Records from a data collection
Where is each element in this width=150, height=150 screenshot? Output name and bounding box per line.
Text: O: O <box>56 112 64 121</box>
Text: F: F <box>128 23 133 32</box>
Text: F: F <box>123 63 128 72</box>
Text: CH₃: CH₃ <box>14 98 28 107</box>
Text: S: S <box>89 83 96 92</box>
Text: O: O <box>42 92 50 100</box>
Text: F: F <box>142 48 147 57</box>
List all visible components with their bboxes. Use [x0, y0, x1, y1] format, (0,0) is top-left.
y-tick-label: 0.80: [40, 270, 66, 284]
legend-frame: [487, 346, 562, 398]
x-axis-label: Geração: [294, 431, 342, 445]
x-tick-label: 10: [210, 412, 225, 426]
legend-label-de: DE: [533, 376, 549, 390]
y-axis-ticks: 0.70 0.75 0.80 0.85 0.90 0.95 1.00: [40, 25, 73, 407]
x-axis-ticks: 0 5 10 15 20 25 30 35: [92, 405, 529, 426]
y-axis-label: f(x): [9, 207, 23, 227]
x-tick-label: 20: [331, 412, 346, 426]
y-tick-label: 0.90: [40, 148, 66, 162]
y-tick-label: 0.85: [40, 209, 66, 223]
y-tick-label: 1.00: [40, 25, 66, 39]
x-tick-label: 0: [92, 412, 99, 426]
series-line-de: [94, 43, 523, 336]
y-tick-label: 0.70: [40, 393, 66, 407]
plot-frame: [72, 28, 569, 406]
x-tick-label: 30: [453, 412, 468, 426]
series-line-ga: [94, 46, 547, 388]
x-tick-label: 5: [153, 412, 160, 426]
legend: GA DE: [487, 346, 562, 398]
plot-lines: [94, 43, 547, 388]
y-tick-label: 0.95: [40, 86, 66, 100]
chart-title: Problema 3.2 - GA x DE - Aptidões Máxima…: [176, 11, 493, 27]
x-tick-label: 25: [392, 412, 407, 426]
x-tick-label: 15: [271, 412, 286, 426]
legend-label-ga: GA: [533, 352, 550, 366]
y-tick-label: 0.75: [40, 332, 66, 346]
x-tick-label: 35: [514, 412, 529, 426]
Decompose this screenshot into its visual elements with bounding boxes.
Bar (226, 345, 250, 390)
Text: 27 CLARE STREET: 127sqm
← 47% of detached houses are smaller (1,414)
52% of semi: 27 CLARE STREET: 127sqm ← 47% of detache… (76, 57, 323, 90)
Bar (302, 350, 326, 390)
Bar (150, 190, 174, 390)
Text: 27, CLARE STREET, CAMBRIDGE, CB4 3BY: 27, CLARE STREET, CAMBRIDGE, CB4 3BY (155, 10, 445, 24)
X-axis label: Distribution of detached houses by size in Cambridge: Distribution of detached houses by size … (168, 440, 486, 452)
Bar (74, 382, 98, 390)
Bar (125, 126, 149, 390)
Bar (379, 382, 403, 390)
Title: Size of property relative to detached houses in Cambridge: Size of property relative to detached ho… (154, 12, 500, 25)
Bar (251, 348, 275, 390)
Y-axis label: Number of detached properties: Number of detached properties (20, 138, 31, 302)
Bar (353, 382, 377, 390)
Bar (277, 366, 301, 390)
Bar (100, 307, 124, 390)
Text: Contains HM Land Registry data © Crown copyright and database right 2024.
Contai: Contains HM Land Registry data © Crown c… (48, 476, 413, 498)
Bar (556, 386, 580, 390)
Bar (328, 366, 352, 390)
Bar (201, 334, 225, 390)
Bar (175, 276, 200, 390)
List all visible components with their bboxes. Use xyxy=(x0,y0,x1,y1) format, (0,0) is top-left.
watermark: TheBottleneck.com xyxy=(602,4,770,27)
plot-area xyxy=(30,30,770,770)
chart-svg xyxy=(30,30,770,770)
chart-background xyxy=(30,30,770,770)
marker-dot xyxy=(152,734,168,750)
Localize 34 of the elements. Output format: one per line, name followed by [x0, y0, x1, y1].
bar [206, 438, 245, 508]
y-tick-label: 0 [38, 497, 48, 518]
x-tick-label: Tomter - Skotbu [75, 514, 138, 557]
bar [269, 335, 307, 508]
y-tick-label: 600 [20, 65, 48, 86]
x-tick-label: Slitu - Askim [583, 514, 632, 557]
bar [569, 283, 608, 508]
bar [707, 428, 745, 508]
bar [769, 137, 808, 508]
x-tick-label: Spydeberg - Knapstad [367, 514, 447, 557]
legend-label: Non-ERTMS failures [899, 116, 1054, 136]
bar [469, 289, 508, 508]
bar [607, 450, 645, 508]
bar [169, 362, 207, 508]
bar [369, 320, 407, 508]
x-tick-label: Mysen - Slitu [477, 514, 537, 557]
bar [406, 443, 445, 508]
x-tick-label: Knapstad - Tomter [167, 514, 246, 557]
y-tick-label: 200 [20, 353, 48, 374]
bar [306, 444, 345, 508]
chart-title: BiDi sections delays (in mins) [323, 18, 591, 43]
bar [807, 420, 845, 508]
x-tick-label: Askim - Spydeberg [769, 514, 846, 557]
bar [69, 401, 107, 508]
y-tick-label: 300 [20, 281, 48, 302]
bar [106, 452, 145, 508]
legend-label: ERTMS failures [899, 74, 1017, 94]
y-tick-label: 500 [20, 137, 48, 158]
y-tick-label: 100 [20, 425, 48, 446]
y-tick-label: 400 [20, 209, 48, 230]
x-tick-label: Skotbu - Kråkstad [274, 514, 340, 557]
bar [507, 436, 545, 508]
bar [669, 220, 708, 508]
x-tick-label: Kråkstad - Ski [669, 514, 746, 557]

Exercise requirements → Show each line of the material above that contains the string "screenshot", copying every such line in full.

Output below →
Where is each element in this width=150, height=150 screenshot? Output name and bounding box per line.
Decompose this screenshot into its visual elements with bounding boxes.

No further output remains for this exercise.